Stored rows:
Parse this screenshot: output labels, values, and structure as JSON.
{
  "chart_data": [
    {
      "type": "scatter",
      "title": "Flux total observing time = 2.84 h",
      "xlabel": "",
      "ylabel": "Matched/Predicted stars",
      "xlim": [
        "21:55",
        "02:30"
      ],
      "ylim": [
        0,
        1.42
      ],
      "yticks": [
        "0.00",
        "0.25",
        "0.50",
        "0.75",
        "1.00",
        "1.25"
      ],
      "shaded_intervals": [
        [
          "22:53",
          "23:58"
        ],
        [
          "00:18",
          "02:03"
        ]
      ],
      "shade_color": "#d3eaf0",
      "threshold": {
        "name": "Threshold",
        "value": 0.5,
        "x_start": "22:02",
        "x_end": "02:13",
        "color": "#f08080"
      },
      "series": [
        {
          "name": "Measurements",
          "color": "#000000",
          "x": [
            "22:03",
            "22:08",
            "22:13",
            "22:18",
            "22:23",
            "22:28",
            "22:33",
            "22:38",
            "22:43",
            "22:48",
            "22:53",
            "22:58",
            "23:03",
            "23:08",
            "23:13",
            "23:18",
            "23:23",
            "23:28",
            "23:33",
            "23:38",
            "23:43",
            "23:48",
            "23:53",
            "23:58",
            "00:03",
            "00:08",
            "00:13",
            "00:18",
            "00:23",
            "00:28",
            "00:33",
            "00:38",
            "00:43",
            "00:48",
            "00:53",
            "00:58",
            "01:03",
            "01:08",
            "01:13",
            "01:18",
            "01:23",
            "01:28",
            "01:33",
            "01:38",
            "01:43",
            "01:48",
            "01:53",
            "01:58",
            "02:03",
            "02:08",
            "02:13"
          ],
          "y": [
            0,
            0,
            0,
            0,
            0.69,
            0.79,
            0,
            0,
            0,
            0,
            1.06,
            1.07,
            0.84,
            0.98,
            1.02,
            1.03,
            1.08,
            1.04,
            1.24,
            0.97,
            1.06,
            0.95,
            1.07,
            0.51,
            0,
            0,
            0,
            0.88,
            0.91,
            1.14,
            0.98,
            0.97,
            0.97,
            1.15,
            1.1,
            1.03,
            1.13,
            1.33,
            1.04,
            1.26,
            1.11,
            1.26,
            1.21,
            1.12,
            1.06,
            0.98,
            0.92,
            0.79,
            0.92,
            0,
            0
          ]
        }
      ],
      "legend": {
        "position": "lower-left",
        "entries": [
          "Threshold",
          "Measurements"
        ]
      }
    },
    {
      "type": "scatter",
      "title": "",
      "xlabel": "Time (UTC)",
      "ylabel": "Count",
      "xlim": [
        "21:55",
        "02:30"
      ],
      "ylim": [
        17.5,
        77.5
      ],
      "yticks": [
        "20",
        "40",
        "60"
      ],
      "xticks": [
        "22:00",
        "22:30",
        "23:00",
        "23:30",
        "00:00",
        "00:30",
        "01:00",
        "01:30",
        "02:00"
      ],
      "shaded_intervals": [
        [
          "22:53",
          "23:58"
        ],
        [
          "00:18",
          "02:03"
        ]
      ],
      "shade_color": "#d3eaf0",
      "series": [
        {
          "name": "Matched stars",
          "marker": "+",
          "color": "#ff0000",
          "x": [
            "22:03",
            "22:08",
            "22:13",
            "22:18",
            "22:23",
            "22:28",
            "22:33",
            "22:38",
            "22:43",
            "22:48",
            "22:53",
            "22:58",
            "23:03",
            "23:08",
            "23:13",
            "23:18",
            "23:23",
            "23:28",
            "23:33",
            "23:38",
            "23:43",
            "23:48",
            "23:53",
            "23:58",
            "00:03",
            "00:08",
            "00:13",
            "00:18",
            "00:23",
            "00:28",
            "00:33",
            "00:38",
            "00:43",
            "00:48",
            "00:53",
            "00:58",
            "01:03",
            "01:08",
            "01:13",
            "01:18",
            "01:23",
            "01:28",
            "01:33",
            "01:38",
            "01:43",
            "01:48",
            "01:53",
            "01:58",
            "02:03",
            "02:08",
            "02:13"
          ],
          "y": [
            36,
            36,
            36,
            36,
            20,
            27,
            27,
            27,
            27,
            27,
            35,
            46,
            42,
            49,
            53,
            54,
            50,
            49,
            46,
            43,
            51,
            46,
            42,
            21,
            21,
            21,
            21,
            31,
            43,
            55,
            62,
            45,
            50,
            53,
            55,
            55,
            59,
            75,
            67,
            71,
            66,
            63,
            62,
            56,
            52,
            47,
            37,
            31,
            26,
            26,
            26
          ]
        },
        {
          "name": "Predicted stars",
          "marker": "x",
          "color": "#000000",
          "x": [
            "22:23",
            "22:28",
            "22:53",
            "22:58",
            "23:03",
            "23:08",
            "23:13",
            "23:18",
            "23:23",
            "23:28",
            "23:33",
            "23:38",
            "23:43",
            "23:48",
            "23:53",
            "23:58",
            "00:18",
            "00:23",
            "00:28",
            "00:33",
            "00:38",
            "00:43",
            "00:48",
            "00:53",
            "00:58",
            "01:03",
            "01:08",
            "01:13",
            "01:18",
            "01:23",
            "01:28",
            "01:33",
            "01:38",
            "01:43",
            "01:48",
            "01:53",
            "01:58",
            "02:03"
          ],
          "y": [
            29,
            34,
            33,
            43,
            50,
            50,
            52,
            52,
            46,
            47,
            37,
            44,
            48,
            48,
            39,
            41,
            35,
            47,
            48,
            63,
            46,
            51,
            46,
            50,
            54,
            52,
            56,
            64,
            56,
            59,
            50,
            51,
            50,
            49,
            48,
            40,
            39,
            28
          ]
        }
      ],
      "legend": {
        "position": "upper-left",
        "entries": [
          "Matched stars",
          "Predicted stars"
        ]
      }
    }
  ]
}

What is asked:
Extract all of the data above without altering anything.

Response for this exercise:
Parse this screenshot: output labels, values, and structure as JSON.
{
  "chart_data": [
    {
      "type": "scatter",
      "title": "Flux total observing time = 2.84 h",
      "xlabel": "",
      "ylabel": "Matched/Predicted stars",
      "xlim": [
        "21:55",
        "02:30"
      ],
      "ylim": [
        0,
        1.42
      ],
      "yticks": [
        "0.00",
        "0.25",
        "0.50",
        "0.75",
        "1.00",
        "1.25"
      ],
      "shaded_intervals": [
        [
          "22:53",
          "23:58"
        ],
        [
          "00:18",
          "02:03"
        ]
      ],
      "shade_color": "#d3eaf0",
      "threshold": {
        "name": "Threshold",
        "value": 0.5,
        "x_start": "22:02",
        "x_end": "02:13",
        "color": "#f08080"
      },
      "series": [
        {
          "name": "Measurements",
          "color": "#000000",
          "x": [
            "22:03",
            "22:08",
            "22:13",
            "22:18",
            "22:23",
            "22:28",
            "22:33",
            "22:38",
            "22:43",
            "22:48",
            "22:53",
            "22:58",
            "23:03",
            "23:08",
            "23:13",
            "23:18",
            "23:23",
            "23:28",
            "23:33",
            "23:38",
            "23:43",
            "23:48",
            "23:53",
            "23:58",
            "00:03",
            "00:08",
            "00:13",
            "00:18",
            "00:23",
            "00:28",
            "00:33",
            "00:38",
            "00:43",
            "00:48",
            "00:53",
            "00:58",
            "01:03",
            "01:08",
            "01:13",
            "01:18",
            "01:23",
            "01:28",
            "01:33",
            "01:38",
            "01:43",
            "01:48",
            "01:53",
            "01:58",
            "02:03",
            "02:08",
            "02:13"
          ],
          "y": [
            0,
            0,
            0,
            0,
            0.69,
            0.79,
            0,
            0,
            0,
            0,
            1.06,
            1.07,
            0.84,
            0.98,
            1.02,
            1.03,
            1.08,
            1.04,
            1.24,
            0.97,
            1.06,
            0.95,
            1.07,
            0.51,
            0,
            0,
            0,
            0.88,
            0.91,
            1.14,
            0.98,
            0.97,
            0.97,
            1.15,
            1.1,
            1.03,
            1.13,
            1.33,
            1.04,
            1.26,
            1.11,
            1.26,
            1.21,
            1.12,
            1.06,
            0.98,
            0.92,
            0.79,
            0.92,
            0,
            0
          ]
        }
      ],
      "legend": {
        "position": "lower-left",
        "entries": [
          "Threshold",
          "Measurements"
        ]
      }
    },
    {
      "type": "scatter",
      "title": "",
      "xlabel": "Time (UTC)",
      "ylabel": "Count",
      "xlim": [
        "21:55",
        "02:30"
      ],
      "ylim": [
        17.5,
        77.5
      ],
      "yticks": [
        "20",
        "40",
        "60"
      ],
      "xticks": [
        "22:00",
        "22:30",
        "23:00",
        "23:30",
        "00:00",
        "00:30",
        "01:00",
        "01:30",
        "02:00"
      ],
      "shaded_intervals": [
        [
          "22:53",
          "23:58"
        ],
        [
          "00:18",
          "02:03"
        ]
      ],
      "shade_color": "#d3eaf0",
      "series": [
        {
          "name": "Matched stars",
          "marker": "+",
          "color": "#ff0000",
          "x": [
            "22:03",
            "22:08",
            "22:13",
            "22:18",
            "22:23",
            "22:28",
            "22:33",
            "22:38",
            "22:43",
            "22:48",
            "22:53",
            "22:58",
            "23:03",
            "23:08",
            "23:13",
            "23:18",
            "23:23",
            "23:28",
            "23:33",
            "23:38",
            "23:43",
            "23:48",
            "23:53",
            "23:58",
            "00:03",
            "00:08",
            "00:13",
            "00:18",
            "00:23",
            "00:28",
            "00:33",
            "00:38",
            "00:43",
            "00:48",
            "00:53",
            "00:58",
            "01:03",
            "01:08",
            "01:13",
            "01:18",
            "01:23",
            "01:28",
            "01:33",
            "01:38",
            "01:43",
            "01:48",
            "01:53",
            "01:58",
            "02:03",
            "02:08",
            "02:13"
          ],
          "y": [
            36,
            36,
            36,
            36,
            20,
            27,
            27,
            27,
            27,
            27,
            35,
            46,
            42,
            49,
            53,
            54,
            50,
            49,
            46,
            43,
            51,
            46,
            42,
            21,
            21,
            21,
            21,
            31,
            43,
            55,
            62,
            45,
            50,
            53,
            55,
            55,
            59,
            75,
            67,
            71,
            66,
            63,
            62,
            56,
            52,
            47,
            37,
            31,
            26,
            26,
            26
          ]
        },
        {
          "name": "Predicted stars",
          "marker": "x",
          "color": "#000000",
          "x": [
            "22:23",
            "22:28",
            "22:53",
            "22:58",
            "23:03",
            "23:08",
            "23:13",
            "23:18",
            "23:23",
            "23:28",
            "23:33",
            "23:38",
            "23:43",
            "23:48",
            "23:53",
            "23:58",
            "00:18",
            "00:23",
            "00:28",
            "00:33",
            "00:38",
            "00:43",
            "00:48",
            "00:53",
            "00:58",
            "01:03",
            "01:08",
            "01:13",
            "01:18",
            "01:23",
            "01:28",
            "01:33",
            "01:38",
            "01:43",
            "01:48",
            "01:53",
            "01:58",
            "02:03"
          ],
          "y": [
            29,
            34,
            33,
            43,
            50,
            50,
            52,
            52,
            46,
            47,
            37,
            44,
            48,
            48,
            39,
            41,
            35,
            47,
            48,
            63,
            46,
            51,
            46,
            50,
            54,
            52,
            56,
            64,
            56,
            59,
            50,
            51,
            50,
            49,
            48,
            40,
            39,
            28
          ]
        }
      ],
      "legend": {
        "position": "upper-left",
        "entries": [
          "Matched stars",
          "Predicted stars"
        ]
      }
    }
  ]
}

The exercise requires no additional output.